# GIVEN ENTRIES
_ _ _

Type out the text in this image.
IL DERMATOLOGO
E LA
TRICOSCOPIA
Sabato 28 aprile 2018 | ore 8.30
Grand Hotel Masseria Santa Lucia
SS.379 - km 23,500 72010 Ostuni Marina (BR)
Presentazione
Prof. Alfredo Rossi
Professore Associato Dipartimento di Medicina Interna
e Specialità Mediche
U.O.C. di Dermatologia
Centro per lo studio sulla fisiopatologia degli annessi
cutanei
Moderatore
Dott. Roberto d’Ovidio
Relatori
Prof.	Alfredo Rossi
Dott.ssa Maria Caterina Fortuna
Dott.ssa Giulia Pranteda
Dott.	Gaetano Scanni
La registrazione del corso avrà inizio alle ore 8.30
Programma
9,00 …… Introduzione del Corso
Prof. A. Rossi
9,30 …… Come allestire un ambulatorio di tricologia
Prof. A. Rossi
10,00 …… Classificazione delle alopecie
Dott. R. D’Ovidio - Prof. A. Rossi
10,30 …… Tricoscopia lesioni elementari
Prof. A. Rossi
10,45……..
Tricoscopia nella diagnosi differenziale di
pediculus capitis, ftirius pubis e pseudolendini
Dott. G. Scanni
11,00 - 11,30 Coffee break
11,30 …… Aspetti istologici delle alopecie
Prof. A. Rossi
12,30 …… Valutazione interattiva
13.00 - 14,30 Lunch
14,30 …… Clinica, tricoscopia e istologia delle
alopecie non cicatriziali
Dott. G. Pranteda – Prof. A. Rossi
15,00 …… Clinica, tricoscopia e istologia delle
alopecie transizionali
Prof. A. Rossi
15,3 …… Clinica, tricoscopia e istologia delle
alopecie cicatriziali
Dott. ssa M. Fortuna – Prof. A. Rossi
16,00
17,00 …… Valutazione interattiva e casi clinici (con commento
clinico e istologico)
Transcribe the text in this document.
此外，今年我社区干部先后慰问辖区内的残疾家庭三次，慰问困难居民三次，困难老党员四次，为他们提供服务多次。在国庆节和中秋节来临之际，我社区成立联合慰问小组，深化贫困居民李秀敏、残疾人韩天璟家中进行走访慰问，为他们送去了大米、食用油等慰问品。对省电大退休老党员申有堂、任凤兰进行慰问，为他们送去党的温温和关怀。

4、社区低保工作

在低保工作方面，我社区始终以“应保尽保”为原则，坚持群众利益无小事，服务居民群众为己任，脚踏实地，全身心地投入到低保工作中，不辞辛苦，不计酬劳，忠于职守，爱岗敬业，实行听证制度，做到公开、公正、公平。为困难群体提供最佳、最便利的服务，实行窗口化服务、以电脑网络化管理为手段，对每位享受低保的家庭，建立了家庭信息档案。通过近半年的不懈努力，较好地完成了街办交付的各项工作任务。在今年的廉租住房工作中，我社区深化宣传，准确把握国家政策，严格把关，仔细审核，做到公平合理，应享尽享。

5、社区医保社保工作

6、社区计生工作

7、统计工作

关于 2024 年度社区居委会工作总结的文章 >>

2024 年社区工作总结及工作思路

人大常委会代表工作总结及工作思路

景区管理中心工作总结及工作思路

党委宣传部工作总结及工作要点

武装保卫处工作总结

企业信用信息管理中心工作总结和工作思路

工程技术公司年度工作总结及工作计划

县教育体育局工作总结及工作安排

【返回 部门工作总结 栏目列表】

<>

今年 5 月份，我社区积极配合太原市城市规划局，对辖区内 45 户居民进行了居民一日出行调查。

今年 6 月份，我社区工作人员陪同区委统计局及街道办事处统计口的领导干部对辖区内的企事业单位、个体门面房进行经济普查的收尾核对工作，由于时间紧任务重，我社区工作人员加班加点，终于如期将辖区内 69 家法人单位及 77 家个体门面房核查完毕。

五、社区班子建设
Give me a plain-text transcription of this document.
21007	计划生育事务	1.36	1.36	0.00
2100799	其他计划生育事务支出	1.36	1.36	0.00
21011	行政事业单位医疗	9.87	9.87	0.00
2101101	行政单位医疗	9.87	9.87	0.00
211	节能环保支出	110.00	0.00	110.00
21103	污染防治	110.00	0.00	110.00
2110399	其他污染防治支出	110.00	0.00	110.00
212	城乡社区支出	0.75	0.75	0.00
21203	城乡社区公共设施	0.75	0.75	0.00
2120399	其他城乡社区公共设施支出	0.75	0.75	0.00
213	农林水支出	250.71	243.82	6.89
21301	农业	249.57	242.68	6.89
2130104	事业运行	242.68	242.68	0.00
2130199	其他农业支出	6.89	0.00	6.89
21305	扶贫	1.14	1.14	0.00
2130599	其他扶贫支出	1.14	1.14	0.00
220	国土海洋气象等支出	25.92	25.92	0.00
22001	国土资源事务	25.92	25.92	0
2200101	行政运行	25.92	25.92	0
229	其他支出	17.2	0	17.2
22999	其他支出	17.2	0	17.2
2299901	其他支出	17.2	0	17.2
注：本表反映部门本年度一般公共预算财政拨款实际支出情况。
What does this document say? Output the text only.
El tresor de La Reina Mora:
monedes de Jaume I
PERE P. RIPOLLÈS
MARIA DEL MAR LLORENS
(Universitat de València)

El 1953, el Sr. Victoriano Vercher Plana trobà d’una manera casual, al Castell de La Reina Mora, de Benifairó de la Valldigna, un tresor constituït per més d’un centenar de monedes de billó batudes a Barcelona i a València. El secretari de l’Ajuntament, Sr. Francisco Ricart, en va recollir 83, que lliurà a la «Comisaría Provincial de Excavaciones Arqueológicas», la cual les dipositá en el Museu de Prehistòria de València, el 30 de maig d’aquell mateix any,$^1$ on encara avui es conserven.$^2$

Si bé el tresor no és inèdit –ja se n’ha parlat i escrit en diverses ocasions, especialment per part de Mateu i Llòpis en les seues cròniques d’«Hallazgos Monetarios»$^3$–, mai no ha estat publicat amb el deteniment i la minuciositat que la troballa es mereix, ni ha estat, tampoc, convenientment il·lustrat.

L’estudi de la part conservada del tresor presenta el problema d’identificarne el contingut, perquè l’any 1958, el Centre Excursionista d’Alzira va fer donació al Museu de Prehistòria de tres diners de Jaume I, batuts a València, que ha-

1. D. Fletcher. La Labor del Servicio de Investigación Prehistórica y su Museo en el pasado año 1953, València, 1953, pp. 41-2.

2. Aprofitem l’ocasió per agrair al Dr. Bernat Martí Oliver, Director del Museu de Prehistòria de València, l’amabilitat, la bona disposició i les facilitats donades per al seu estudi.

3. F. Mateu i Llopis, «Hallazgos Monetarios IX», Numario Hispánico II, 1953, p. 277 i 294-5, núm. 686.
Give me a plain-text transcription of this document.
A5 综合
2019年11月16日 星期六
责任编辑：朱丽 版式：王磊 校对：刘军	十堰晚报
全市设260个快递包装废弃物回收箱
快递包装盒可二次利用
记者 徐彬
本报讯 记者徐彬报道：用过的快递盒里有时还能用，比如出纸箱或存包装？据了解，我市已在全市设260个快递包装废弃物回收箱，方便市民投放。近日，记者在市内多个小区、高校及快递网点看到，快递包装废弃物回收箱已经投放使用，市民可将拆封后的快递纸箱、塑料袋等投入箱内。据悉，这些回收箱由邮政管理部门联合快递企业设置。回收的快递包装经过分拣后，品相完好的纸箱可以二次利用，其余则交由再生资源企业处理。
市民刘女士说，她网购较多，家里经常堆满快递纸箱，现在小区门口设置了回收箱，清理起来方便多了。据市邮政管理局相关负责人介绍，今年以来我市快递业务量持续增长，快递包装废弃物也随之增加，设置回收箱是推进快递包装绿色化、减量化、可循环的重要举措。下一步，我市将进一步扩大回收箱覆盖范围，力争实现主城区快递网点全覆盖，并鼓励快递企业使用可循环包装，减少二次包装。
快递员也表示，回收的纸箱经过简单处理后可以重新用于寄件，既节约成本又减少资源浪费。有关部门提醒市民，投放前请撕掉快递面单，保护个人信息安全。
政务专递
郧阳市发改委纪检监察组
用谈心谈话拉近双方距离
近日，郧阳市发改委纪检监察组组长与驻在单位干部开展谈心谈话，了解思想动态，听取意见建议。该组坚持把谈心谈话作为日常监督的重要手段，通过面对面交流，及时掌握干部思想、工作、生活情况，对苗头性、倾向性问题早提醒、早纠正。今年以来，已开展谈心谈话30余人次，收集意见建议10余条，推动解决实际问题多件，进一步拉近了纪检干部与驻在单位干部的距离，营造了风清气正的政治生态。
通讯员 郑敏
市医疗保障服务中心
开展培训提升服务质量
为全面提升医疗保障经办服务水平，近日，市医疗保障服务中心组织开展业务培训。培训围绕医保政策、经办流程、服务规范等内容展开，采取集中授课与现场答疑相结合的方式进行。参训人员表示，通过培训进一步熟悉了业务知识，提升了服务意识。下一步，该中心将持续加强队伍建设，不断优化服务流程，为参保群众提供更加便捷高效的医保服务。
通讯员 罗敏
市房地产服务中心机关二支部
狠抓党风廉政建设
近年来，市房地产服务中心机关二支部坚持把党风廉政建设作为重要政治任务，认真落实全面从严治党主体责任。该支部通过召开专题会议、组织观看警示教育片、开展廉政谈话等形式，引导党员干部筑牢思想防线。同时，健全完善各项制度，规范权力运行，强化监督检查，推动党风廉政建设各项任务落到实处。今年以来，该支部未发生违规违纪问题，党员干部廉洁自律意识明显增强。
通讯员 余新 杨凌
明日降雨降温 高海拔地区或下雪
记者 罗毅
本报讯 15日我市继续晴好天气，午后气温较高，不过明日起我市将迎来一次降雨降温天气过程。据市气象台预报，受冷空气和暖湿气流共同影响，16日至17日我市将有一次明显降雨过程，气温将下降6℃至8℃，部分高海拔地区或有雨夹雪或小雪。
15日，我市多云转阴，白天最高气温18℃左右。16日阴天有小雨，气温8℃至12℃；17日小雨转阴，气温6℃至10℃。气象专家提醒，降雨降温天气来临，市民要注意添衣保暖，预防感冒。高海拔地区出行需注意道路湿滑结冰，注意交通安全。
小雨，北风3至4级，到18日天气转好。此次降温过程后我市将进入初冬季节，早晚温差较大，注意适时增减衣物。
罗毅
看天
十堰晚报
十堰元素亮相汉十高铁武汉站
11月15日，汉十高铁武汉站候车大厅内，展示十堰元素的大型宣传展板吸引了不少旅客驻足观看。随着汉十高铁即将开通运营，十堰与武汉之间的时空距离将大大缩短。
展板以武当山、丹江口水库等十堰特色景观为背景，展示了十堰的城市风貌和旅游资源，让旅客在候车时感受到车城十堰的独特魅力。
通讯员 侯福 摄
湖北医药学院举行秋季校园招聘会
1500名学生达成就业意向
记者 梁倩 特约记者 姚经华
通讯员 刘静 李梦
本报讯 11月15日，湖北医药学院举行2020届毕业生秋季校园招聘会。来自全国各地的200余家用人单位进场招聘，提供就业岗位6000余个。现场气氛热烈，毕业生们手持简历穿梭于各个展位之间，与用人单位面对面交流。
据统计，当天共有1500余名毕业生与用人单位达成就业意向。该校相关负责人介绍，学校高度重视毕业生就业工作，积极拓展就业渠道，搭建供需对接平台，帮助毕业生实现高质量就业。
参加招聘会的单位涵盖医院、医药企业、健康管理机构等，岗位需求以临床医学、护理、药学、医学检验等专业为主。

_ _ _

The word "Clinica" appears in how many lines of the records? Give the number only.

3